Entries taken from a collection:
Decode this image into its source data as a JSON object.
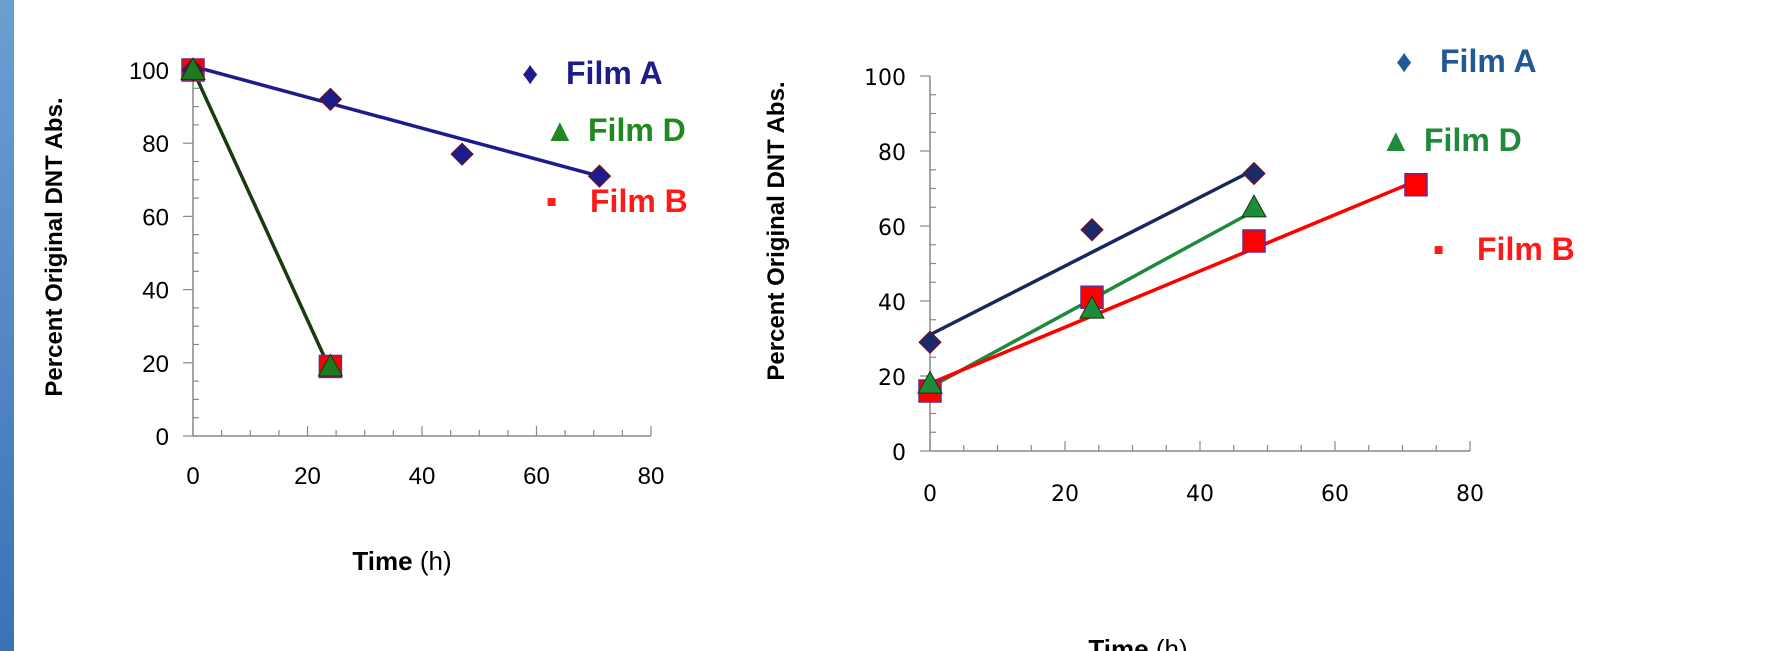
{
  "chart_data": [
    {
      "type": "scatter",
      "ylabel": "Percent Original DNT Abs.",
      "xlabel_bold": "Time",
      "xlabel_unit": " (h)",
      "xlim": [
        0,
        80
      ],
      "ylim": [
        0,
        100
      ],
      "xticks": [
        "0",
        "20",
        "40",
        "60",
        "80"
      ],
      "yticks": [
        "0",
        "20",
        "40",
        "60",
        "80",
        "100"
      ],
      "series": [
        {
          "name": "Film A",
          "marker": "diamond",
          "color": "#1c1c8c",
          "line_color": "#1c1c8c",
          "x": [
            0,
            24,
            47,
            71
          ],
          "y": [
            100,
            92,
            77,
            71
          ],
          "fit": [
            [
              0,
              101
            ],
            [
              71,
              71
            ]
          ]
        },
        {
          "name": "Film D",
          "marker": "triangle",
          "color": "#1e7a1e",
          "line_color": "#1a3a12",
          "x": [
            0,
            24
          ],
          "y": [
            100,
            19
          ],
          "fit": [
            [
              0,
              100
            ],
            [
              24,
              18
            ]
          ]
        },
        {
          "name": "Film B",
          "marker": "square",
          "color": "#ff0000",
          "line_color": "#ff0000",
          "x": [
            0,
            24
          ],
          "y": [
            100,
            19
          ],
          "fit": []
        }
      ],
      "legend": [
        {
          "symbol": "♦",
          "label": "Film A",
          "color": "#1c1c8c"
        },
        {
          "symbol": "▲",
          "label": "Film D",
          "color": "#1e8a1e"
        },
        {
          "symbol": "▪",
          "label": "Film B",
          "color": "#ff1a1a"
        }
      ]
    },
    {
      "type": "scatter",
      "ylabel": "Percent Original DNT Abs.",
      "xlabel_bold": "Time",
      "xlabel_unit": " (h)",
      "xlim": [
        0,
        80
      ],
      "ylim": [
        0,
        100
      ],
      "xticks": [
        "0",
        "20",
        "40",
        "60",
        "80"
      ],
      "yticks": [
        "0",
        "20",
        "40",
        "60",
        "80",
        "100"
      ],
      "series": [
        {
          "name": "Film A",
          "marker": "diamond",
          "color": "#1c2a6c",
          "line_color": "#17285e",
          "x": [
            0,
            24,
            48
          ],
          "y": [
            29,
            59,
            74
          ],
          "fit": [
            [
              0,
              31
            ],
            [
              48,
              75
            ]
          ]
        },
        {
          "name": "Film D",
          "marker": "triangle",
          "color": "#1e8a3a",
          "line_color": "#1e8a3a",
          "x": [
            0,
            24,
            48
          ],
          "y": [
            18,
            38,
            65
          ],
          "fit": [
            [
              0,
              17
            ],
            [
              48,
              64
            ]
          ]
        },
        {
          "name": "Film B",
          "marker": "square",
          "color": "#ff0000",
          "line_color": "#ff0000",
          "x": [
            0,
            24,
            48,
            72
          ],
          "y": [
            16,
            41,
            56,
            71
          ],
          "fit": [
            [
              0,
              18
            ],
            [
              72,
              72
            ]
          ]
        }
      ],
      "legend": [
        {
          "symbol": "♦",
          "label": "Film A",
          "color": "#1f5a96"
        },
        {
          "symbol": "▲",
          "label": "Film D",
          "color": "#1e8a3a"
        },
        {
          "symbol": "▪",
          "label": "Film B",
          "color": "#ff1a1a"
        }
      ]
    }
  ]
}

Short exercise:
Reproduce each record from above exactly; pictures do not belong in the copy.

Exercise solution:
Decode this image into its source data as a JSON object.
{
  "chart_data": [
    {
      "type": "scatter",
      "ylabel": "Percent Original DNT Abs.",
      "xlabel_bold": "Time",
      "xlabel_unit": " (h)",
      "xlim": [
        0,
        80
      ],
      "ylim": [
        0,
        100
      ],
      "xticks": [
        "0",
        "20",
        "40",
        "60",
        "80"
      ],
      "yticks": [
        "0",
        "20",
        "40",
        "60",
        "80",
        "100"
      ],
      "series": [
        {
          "name": "Film A",
          "marker": "diamond",
          "color": "#1c1c8c",
          "line_color": "#1c1c8c",
          "x": [
            0,
            24,
            47,
            71
          ],
          "y": [
            100,
            92,
            77,
            71
          ],
          "fit": [
            [
              0,
              101
            ],
            [
              71,
              71
            ]
          ]
        },
        {
          "name": "Film D",
          "marker": "triangle",
          "color": "#1e7a1e",
          "line_color": "#1a3a12",
          "x": [
            0,
            24
          ],
          "y": [
            100,
            19
          ],
          "fit": [
            [
              0,
              100
            ],
            [
              24,
              18
            ]
          ]
        },
        {
          "name": "Film B",
          "marker": "square",
          "color": "#ff0000",
          "line_color": "#ff0000",
          "x": [
            0,
            24
          ],
          "y": [
            100,
            19
          ],
          "fit": []
        }
      ],
      "legend": [
        {
          "symbol": "♦",
          "label": "Film A",
          "color": "#1c1c8c"
        },
        {
          "symbol": "▲",
          "label": "Film D",
          "color": "#1e8a1e"
        },
        {
          "symbol": "▪",
          "label": "Film B",
          "color": "#ff1a1a"
        }
      ]
    },
    {
      "type": "scatter",
      "ylabel": "Percent Original DNT Abs.",
      "xlabel_bold": "Time",
      "xlabel_unit": " (h)",
      "xlim": [
        0,
        80
      ],
      "ylim": [
        0,
        100
      ],
      "xticks": [
        "0",
        "20",
        "40",
        "60",
        "80"
      ],
      "yticks": [
        "0",
        "20",
        "40",
        "60",
        "80",
        "100"
      ],
      "series": [
        {
          "name": "Film A",
          "marker": "diamond",
          "color": "#1c2a6c",
          "line_color": "#17285e",
          "x": [
            0,
            24,
            48
          ],
          "y": [
            29,
            59,
            74
          ],
          "fit": [
            [
              0,
              31
            ],
            [
              48,
              75
            ]
          ]
        },
        {
          "name": "Film D",
          "marker": "triangle",
          "color": "#1e8a3a",
          "line_color": "#1e8a3a",
          "x": [
            0,
            24,
            48
          ],
          "y": [
            18,
            38,
            65
          ],
          "fit": [
            [
              0,
              17
            ],
            [
              48,
              64
            ]
          ]
        },
        {
          "name": "Film B",
          "marker": "square",
          "color": "#ff0000",
          "line_color": "#ff0000",
          "x": [
            0,
            24,
            48,
            72
          ],
          "y": [
            16,
            41,
            56,
            71
          ],
          "fit": [
            [
              0,
              18
            ],
            [
              72,
              72
            ]
          ]
        }
      ],
      "legend": [
        {
          "symbol": "♦",
          "label": "Film A",
          "color": "#1f5a96"
        },
        {
          "symbol": "▲",
          "label": "Film D",
          "color": "#1e8a3a"
        },
        {
          "symbol": "▪",
          "label": "Film B",
          "color": "#ff1a1a"
        }
      ]
    }
  ]
}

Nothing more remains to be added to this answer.